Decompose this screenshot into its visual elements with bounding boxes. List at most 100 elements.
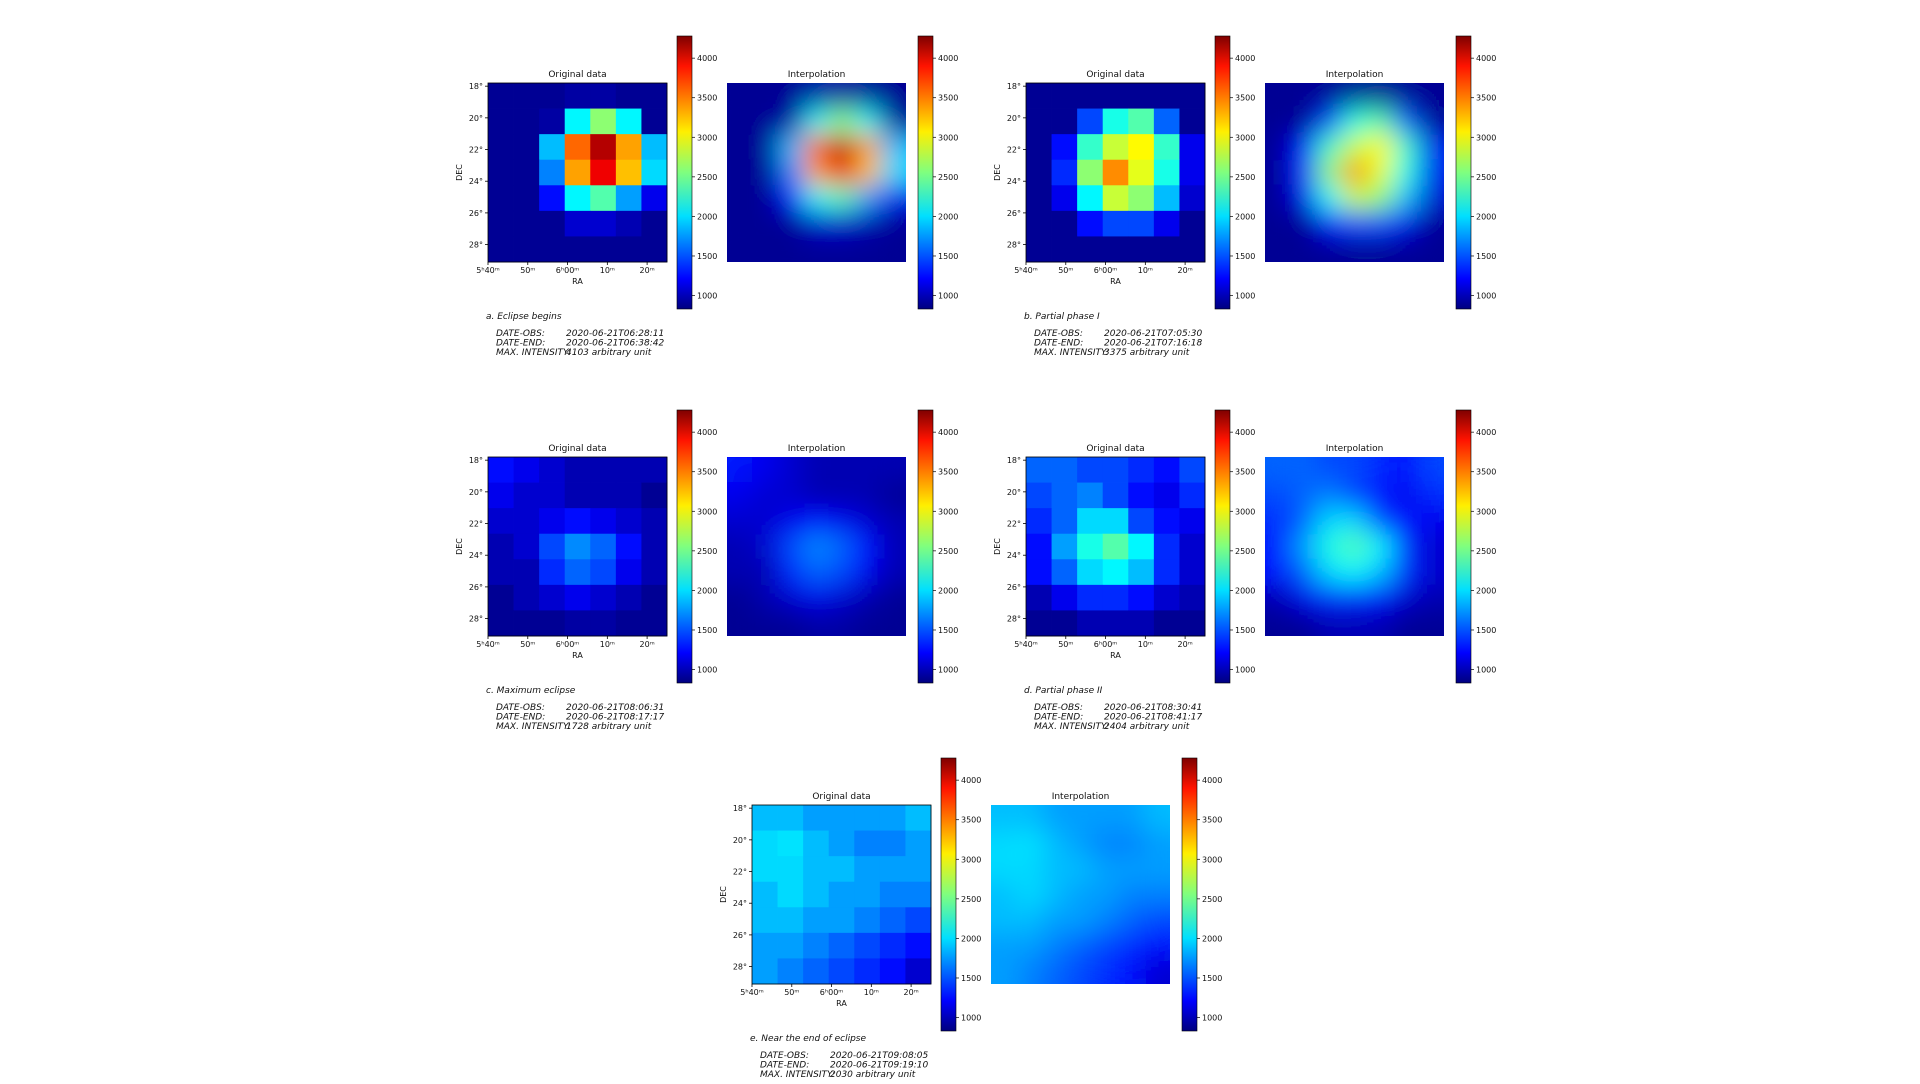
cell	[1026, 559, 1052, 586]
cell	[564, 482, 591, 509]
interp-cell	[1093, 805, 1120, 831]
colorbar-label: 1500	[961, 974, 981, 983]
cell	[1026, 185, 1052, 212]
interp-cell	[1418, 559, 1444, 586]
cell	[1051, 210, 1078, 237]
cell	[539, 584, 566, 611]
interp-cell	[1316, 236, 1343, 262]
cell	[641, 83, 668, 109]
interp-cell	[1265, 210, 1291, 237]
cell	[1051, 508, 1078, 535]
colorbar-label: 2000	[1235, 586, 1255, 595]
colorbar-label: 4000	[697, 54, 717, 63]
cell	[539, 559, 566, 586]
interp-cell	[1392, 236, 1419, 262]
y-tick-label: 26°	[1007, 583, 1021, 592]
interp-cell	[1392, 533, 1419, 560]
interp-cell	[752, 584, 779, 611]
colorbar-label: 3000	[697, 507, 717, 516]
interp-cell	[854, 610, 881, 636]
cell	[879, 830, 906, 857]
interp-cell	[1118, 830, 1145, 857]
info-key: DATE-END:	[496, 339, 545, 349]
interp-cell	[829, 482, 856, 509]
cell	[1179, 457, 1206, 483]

▶ Exercise directions
Reproduce every line of the entries above word for word, leaving out the pictures.

▶ Exercise result
Decompose this screenshot into its visual elements with bounding boxes. List at most 100 elements.
cell	[1026, 559, 1052, 586]
cell	[564, 482, 591, 509]
interp-cell	[1093, 805, 1120, 831]
colorbar-label: 1500	[961, 974, 981, 983]
cell	[1026, 185, 1052, 212]
interp-cell	[1418, 559, 1444, 586]
cell	[1051, 210, 1078, 237]
cell	[539, 584, 566, 611]
interp-cell	[1316, 236, 1343, 262]
cell	[641, 83, 668, 109]
interp-cell	[1265, 210, 1291, 237]
cell	[1051, 508, 1078, 535]
colorbar-label: 2000	[1235, 586, 1255, 595]
colorbar-label: 4000	[697, 54, 717, 63]
cell	[539, 559, 566, 586]
interp-cell	[1392, 236, 1419, 262]
y-tick-label: 26°	[1007, 583, 1021, 592]
interp-cell	[1392, 533, 1419, 560]
interp-cell	[752, 584, 779, 611]
colorbar-label: 3000	[697, 507, 717, 516]
interp-cell	[854, 610, 881, 636]
cell	[879, 830, 906, 857]
interp-cell	[1118, 830, 1145, 857]
info-key: DATE-END:	[496, 339, 545, 349]
interp-cell	[829, 482, 856, 509]
cell	[1179, 457, 1206, 483]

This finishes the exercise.